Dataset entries
###
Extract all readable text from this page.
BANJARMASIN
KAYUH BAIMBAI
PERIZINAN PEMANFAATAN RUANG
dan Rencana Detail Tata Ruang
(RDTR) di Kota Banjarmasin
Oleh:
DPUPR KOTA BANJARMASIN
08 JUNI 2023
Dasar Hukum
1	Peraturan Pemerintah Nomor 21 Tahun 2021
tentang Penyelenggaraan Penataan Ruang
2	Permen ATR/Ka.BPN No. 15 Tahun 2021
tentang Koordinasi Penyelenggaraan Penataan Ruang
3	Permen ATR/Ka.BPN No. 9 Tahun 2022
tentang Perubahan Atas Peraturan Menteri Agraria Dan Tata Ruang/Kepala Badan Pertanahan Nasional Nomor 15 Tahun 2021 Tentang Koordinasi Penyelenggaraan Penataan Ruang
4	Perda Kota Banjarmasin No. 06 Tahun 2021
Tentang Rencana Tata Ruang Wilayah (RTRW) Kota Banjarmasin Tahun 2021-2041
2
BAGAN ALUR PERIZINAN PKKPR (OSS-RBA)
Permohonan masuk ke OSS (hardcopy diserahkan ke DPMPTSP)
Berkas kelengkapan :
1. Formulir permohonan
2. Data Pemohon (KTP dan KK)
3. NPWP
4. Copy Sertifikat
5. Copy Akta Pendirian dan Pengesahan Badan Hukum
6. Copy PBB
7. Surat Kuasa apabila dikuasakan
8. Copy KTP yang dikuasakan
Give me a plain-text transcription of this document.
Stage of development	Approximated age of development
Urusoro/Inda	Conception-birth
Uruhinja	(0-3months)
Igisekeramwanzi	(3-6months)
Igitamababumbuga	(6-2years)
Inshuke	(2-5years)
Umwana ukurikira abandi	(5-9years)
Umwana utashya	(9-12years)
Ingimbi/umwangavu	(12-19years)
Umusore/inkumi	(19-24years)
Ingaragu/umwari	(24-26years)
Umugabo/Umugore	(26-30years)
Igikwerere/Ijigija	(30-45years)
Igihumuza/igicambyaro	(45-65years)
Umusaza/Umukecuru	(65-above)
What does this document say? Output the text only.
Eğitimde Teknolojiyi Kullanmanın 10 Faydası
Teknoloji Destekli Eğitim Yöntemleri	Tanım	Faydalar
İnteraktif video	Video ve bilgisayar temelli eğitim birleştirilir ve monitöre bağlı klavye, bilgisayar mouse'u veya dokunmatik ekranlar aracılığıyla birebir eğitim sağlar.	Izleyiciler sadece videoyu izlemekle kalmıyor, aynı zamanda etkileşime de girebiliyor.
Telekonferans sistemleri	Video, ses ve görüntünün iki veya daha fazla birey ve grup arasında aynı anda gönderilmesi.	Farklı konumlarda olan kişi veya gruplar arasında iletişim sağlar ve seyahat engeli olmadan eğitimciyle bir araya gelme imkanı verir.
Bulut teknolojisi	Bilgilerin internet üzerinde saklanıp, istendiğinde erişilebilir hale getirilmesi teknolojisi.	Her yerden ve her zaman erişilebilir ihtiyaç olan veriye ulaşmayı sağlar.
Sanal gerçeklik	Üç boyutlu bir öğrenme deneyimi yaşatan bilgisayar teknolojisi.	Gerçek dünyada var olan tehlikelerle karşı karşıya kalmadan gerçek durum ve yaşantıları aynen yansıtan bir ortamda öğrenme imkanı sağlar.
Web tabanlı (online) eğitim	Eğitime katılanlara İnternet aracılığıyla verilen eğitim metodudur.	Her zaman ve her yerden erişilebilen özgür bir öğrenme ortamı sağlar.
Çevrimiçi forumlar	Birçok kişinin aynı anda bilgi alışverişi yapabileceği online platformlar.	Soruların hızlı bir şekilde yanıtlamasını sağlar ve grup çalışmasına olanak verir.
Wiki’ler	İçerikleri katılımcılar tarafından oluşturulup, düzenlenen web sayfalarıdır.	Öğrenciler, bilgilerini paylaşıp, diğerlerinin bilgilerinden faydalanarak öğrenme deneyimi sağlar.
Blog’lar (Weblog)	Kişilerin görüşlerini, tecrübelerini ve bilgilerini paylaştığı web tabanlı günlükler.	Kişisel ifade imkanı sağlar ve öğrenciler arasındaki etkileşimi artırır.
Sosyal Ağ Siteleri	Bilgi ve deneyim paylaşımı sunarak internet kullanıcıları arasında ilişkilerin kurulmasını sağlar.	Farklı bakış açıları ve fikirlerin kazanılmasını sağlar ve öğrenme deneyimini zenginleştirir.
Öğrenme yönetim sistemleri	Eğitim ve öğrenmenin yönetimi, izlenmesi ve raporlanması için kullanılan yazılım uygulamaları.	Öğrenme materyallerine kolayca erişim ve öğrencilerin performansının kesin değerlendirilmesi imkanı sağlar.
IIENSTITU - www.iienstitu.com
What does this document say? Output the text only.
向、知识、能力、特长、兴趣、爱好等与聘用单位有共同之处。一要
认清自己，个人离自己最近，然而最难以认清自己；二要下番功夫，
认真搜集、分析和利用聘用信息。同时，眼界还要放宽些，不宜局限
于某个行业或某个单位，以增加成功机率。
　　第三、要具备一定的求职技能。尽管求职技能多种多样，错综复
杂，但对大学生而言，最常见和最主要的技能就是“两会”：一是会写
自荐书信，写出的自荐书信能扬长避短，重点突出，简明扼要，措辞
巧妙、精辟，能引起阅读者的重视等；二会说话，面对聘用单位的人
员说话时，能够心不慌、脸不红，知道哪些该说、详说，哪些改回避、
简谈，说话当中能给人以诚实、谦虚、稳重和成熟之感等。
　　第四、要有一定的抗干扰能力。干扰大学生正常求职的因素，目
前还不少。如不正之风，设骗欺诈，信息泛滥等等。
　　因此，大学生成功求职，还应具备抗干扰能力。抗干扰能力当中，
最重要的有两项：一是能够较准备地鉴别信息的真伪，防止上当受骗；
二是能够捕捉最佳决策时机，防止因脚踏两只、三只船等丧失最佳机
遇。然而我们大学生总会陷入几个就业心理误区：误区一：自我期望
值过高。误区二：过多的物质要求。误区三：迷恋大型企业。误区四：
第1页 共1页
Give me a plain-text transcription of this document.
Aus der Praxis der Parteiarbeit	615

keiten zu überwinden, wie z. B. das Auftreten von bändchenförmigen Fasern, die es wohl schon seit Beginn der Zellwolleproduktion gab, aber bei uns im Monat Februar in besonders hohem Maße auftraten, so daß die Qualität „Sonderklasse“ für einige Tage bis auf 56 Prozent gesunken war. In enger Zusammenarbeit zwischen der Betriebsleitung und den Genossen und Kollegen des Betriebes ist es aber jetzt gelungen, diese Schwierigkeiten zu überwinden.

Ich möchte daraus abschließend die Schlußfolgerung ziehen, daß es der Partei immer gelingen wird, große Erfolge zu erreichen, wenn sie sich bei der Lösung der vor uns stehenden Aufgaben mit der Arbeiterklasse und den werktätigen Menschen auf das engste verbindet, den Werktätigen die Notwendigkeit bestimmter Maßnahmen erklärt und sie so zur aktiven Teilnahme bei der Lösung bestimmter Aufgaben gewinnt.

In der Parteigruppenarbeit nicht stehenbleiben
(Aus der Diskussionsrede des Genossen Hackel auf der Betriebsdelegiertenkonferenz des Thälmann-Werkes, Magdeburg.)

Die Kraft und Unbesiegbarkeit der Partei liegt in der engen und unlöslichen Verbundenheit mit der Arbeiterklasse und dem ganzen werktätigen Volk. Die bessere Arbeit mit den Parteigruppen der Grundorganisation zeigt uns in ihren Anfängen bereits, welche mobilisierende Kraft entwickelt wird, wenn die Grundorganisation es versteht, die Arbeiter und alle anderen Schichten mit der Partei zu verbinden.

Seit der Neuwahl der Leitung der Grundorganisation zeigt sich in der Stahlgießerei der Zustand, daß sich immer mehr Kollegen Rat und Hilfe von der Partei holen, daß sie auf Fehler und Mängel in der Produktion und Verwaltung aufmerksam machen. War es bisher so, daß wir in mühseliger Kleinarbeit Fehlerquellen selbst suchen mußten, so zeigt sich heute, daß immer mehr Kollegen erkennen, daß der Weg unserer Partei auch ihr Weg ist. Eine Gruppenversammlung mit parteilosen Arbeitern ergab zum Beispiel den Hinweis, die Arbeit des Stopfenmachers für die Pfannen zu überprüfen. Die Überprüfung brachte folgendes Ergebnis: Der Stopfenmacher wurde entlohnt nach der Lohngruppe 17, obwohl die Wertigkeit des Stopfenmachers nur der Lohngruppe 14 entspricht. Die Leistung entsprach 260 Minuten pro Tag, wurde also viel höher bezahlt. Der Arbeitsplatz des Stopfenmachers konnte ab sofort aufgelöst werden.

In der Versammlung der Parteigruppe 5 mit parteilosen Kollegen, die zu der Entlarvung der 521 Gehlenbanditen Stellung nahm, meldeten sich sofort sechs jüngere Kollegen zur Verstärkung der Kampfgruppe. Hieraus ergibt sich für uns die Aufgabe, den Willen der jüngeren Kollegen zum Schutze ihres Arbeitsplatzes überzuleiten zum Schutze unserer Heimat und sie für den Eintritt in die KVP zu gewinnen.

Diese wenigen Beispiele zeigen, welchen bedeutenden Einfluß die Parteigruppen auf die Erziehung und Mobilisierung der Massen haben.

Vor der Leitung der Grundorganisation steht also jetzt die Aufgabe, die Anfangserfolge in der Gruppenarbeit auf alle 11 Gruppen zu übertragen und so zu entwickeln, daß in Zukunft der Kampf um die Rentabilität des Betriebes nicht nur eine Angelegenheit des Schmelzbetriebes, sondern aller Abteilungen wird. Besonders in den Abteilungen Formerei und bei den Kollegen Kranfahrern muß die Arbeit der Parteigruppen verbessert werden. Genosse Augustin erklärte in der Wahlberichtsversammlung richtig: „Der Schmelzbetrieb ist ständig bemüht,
###
§ **WHAT IS BEING ASKED**
Display every line of the listing that contains the string "Penyelenggaraan".

§ **WRITTEN RESPONSE**
tentang Penyelenggaraan Penataan Ruang
tentang Koordinasi Penyelenggaraan Penataan Ruang
tentang Perubahan Atas Peraturan Menteri Agraria Dan Tata Ruang/Kepala Badan Pertanahan Nasional Nomor 15 Tahun 2021 Tentang Koordinasi Penyelenggaraan Penataan Ruang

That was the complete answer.